To do
Every entry must be repeated exactly. Exclude all pictures.
______________________________
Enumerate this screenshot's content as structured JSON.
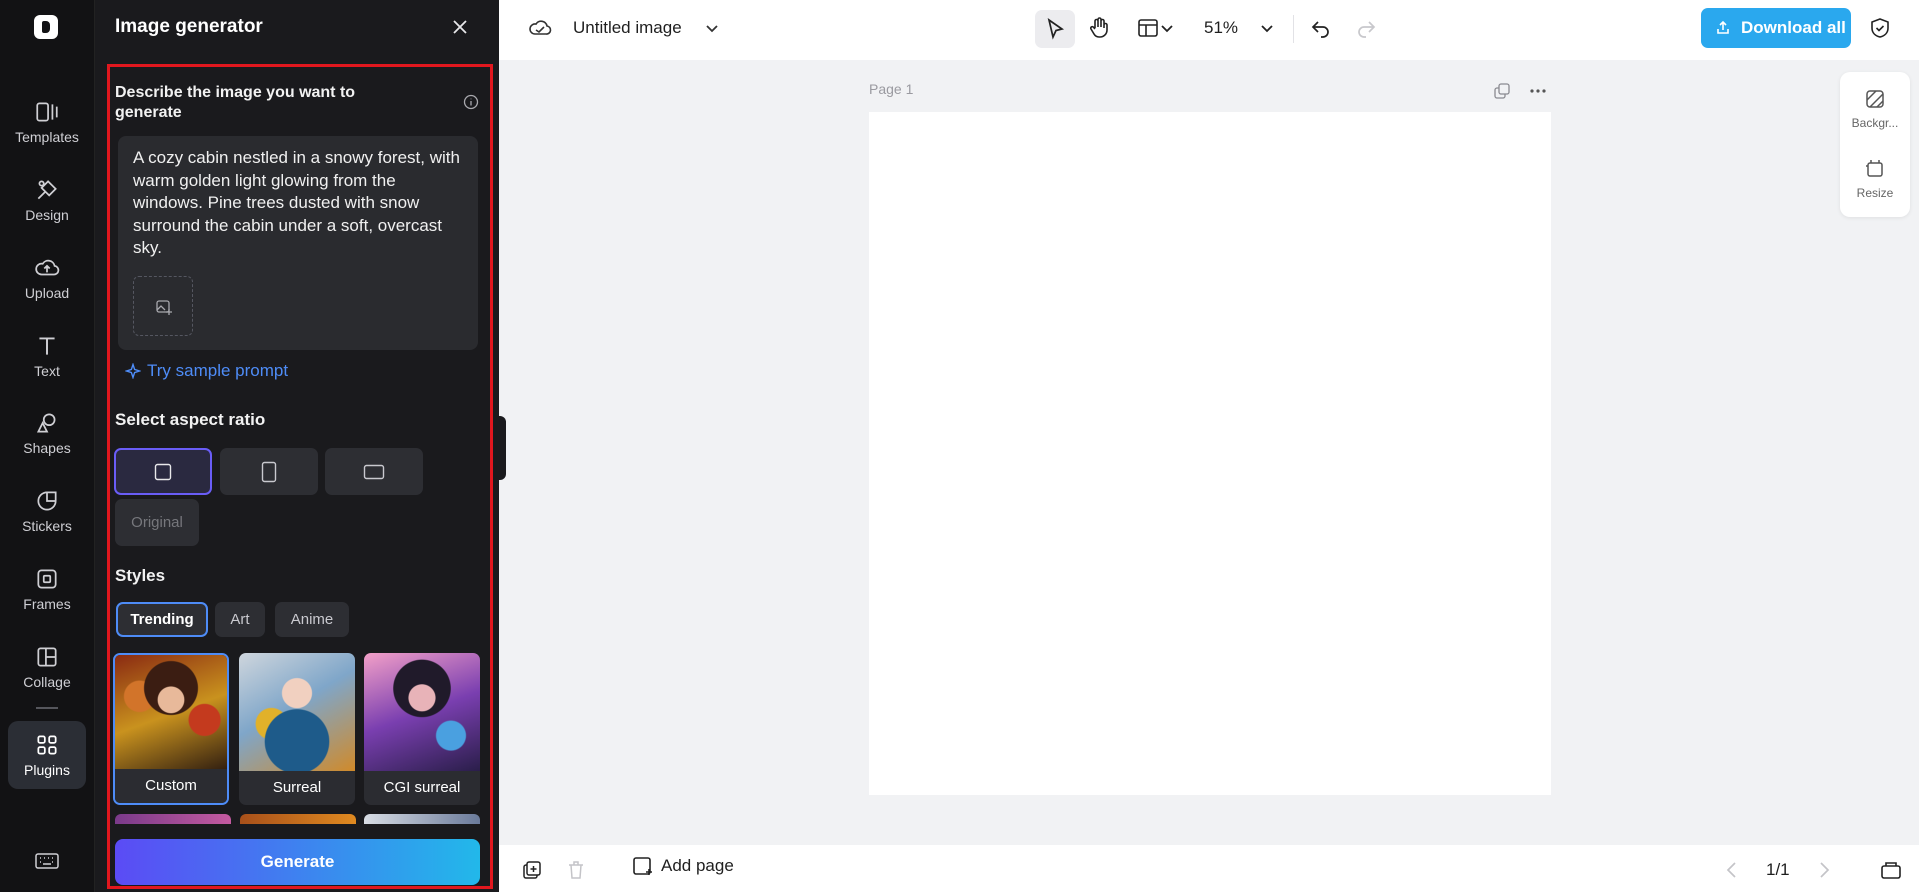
{
  "rail": {
    "items": [
      {
        "label": "Templates",
        "icon": "templates-icon"
      },
      {
        "label": "Design",
        "icon": "design-icon"
      },
      {
        "label": "Upload",
        "icon": "upload-icon"
      },
      {
        "label": "Text",
        "icon": "text-icon"
      },
      {
        "label": "Shapes",
        "icon": "shapes-icon"
      },
      {
        "label": "Stickers",
        "icon": "stickers-icon"
      },
      {
        "label": "Frames",
        "icon": "frames-icon"
      },
      {
        "label": "Collage",
        "icon": "collage-icon"
      },
      {
        "label": "Plugins",
        "icon": "plugins-icon",
        "active": true
      }
    ]
  },
  "panel": {
    "title": "Image generator",
    "describe_label": "Describe the image you want to generate",
    "prompt": "A cozy cabin nestled in a snowy forest, with warm golden light glowing from the windows. Pine trees dusted with snow surround the cabin under a soft, overcast sky.",
    "sample_prompt": "Try sample prompt",
    "aspect_label": "Select aspect ratio",
    "aspect_original": "Original",
    "styles_label": "Styles",
    "style_tabs": [
      "Trending",
      "Art",
      "Anime"
    ],
    "style_cards": [
      "Custom",
      "Surreal",
      "CGI surreal"
    ],
    "generate": "Generate"
  },
  "topbar": {
    "doc_title": "Untitled image",
    "zoom": "51%",
    "download_all": "Download all"
  },
  "canvas": {
    "page_label": "Page 1"
  },
  "right_tools": {
    "background": "Backgr...",
    "resize": "Resize"
  },
  "bottombar": {
    "add_page": "Add page",
    "page_count": "1/1"
  },
  "colors": {
    "accent": "#2aa8ee",
    "selection": "#4e8cf7",
    "panel_bg": "#1a1a1d",
    "highlight_frame": "#e1171e"
  }
}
______________________________
Written answer
Enumerate this screenshot's content as structured JSON.
{
  "rail": {
    "items": [
      {
        "label": "Templates",
        "icon": "templates-icon"
      },
      {
        "label": "Design",
        "icon": "design-icon"
      },
      {
        "label": "Upload",
        "icon": "upload-icon"
      },
      {
        "label": "Text",
        "icon": "text-icon"
      },
      {
        "label": "Shapes",
        "icon": "shapes-icon"
      },
      {
        "label": "Stickers",
        "icon": "stickers-icon"
      },
      {
        "label": "Frames",
        "icon": "frames-icon"
      },
      {
        "label": "Collage",
        "icon": "collage-icon"
      },
      {
        "label": "Plugins",
        "icon": "plugins-icon",
        "active": true
      }
    ]
  },
  "panel": {
    "title": "Image generator",
    "describe_label": "Describe the image you want to generate",
    "prompt": "A cozy cabin nestled in a snowy forest, with warm golden light glowing from the windows. Pine trees dusted with snow surround the cabin under a soft, overcast sky.",
    "sample_prompt": "Try sample prompt",
    "aspect_label": "Select aspect ratio",
    "aspect_original": "Original",
    "styles_label": "Styles",
    "style_tabs": [
      "Trending",
      "Art",
      "Anime"
    ],
    "style_cards": [
      "Custom",
      "Surreal",
      "CGI surreal"
    ],
    "generate": "Generate"
  },
  "topbar": {
    "doc_title": "Untitled image",
    "zoom": "51%",
    "download_all": "Download all"
  },
  "canvas": {
    "page_label": "Page 1"
  },
  "right_tools": {
    "background": "Backgr...",
    "resize": "Resize"
  },
  "bottombar": {
    "add_page": "Add page",
    "page_count": "1/1"
  },
  "colors": {
    "accent": "#2aa8ee",
    "selection": "#4e8cf7",
    "panel_bg": "#1a1a1d",
    "highlight_frame": "#e1171e"
  }
}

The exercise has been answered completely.